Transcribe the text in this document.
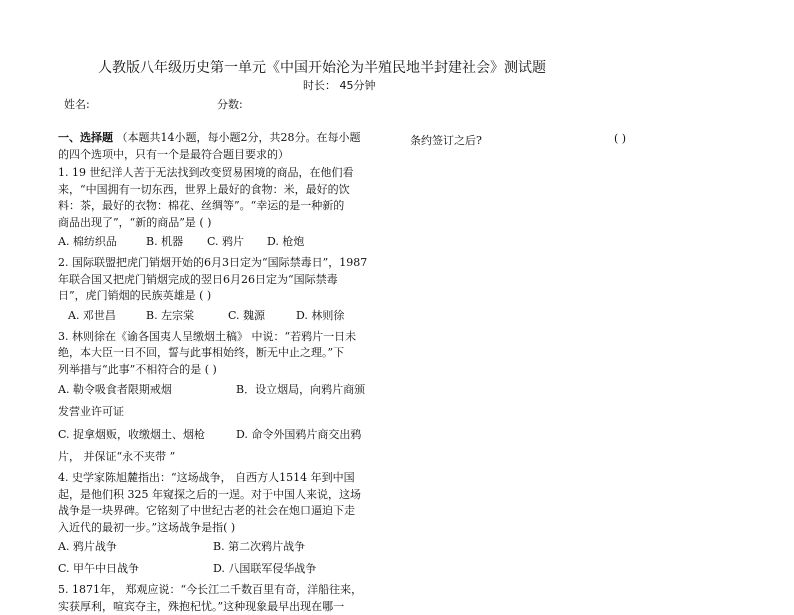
人教版八年级历史第一单元《中国开始沦为半殖民地半封建社会》测试题
时长： 45分钟
姓名:	分数:
一、选择题 （本题共14小题，每小题2分，共28分。在每小题
的四个选项中，只有一个是最符合题目要求的）
1. 19 世纪洋人苦于无法找到改变贸易困境的商品，在他们看
来，“中国拥有一切东西，世界上最好的食物：米，最好的饮
料：茶，最好的衣物：棉花、丝绸等”。“幸运的是一种新的
商品出现了”，“新的商品”是 ( )
A. 棉纺织品	B. 机器 C. 鸦片 D. 枪炮
2. 国际联盟把虎门销烟开始的6月3日定为“国际禁毒日”，1987
年联合国又把虎门销烟完成的翌日6月26日定为“国际禁毒
日”，虎门销烟的民族英雄是 ( )
A. 邓世昌	B. 左宗棠	C. 魏源	D. 林则徐
3. 林则徐在《谕各国夷人呈缴烟土稿》 中说：“若鸦片一日未
绝，本大臣一日不回，誓与此事相始终，断无中止之理。”下
列举措与“此事”不相符合的是 ( )
A. 勒令吸食者限期戒烟	B．设立烟局，向鸦片商颁
发营业许可证
C. 捉拿烟贩，收缴烟土、烟枪	D. 命令外国鸦片商交出鸦
片， 并保证“永不夹带 ”
4. 史学家陈旭麓指出：“这场战争， 自西方人1514 年到中国
起，是他们积 325 年窥探之后的一逞。对于中国人来说，这场
战争是一块界碑。它铭刻了中世纪古老的社会在炮口逼迫下走
入近代的最初一步。”这场战争是指( )
A. 鸦片战争	B. 第二次鸦片战争
C. 甲午中日战争	D. 八国联军侵华战争
5. 1871年， 郑观应说：“今长江二千数百里有奇，洋船往来，
实获厚利，喧宾夺主，殊抱杞忧。”这种现象最早出现在哪一
条约签订之后?	( )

********************

- _Stated task_
Without including any pictures, please restate all the records exactly.

- _Task answer_
Transcribe the text in this document.
人教版八年级历史第一单元《中国开始沦为半殖民地半封建社会》测试题
时长： 45分钟
姓名:	分数:
一、选择题 （本题共14小题，每小题2分，共28分。在每小题
的四个选项中，只有一个是最符合题目要求的）
1. 19 世纪洋人苦于无法找到改变贸易困境的商品，在他们看
来，“中国拥有一切东西，世界上最好的食物：米，最好的饮
料：茶，最好的衣物：棉花、丝绸等”。“幸运的是一种新的
商品出现了”，“新的商品”是 ( )
A. 棉纺织品	B. 机器 C. 鸦片 D. 枪炮
2. 国际联盟把虎门销烟开始的6月3日定为“国际禁毒日”，1987
年联合国又把虎门销烟完成的翌日6月26日定为“国际禁毒
日”，虎门销烟的民族英雄是 ( )
A. 邓世昌	B. 左宗棠	C. 魏源	D. 林则徐
3. 林则徐在《谕各国夷人呈缴烟土稿》 中说：“若鸦片一日未
绝，本大臣一日不回，誓与此事相始终，断无中止之理。”下
列举措与“此事”不相符合的是 ( )
A. 勒令吸食者限期戒烟	B．设立烟局，向鸦片商颁
发营业许可证
C. 捉拿烟贩，收缴烟土、烟枪	D. 命令外国鸦片商交出鸦
片， 并保证“永不夹带 ”
4. 史学家陈旭麓指出：“这场战争， 自西方人1514 年到中国
起，是他们积 325 年窥探之后的一逞。对于中国人来说，这场
战争是一块界碑。它铭刻了中世纪古老的社会在炮口逼迫下走
入近代的最初一步。”这场战争是指( )
A. 鸦片战争	B. 第二次鸦片战争
C. 甲午中日战争	D. 八国联军侵华战争
5. 1871年， 郑观应说：“今长江二千数百里有奇，洋船往来，
实获厚利，喧宾夺主，殊抱杞忧。”这种现象最早出现在哪一
条约签订之后?	( )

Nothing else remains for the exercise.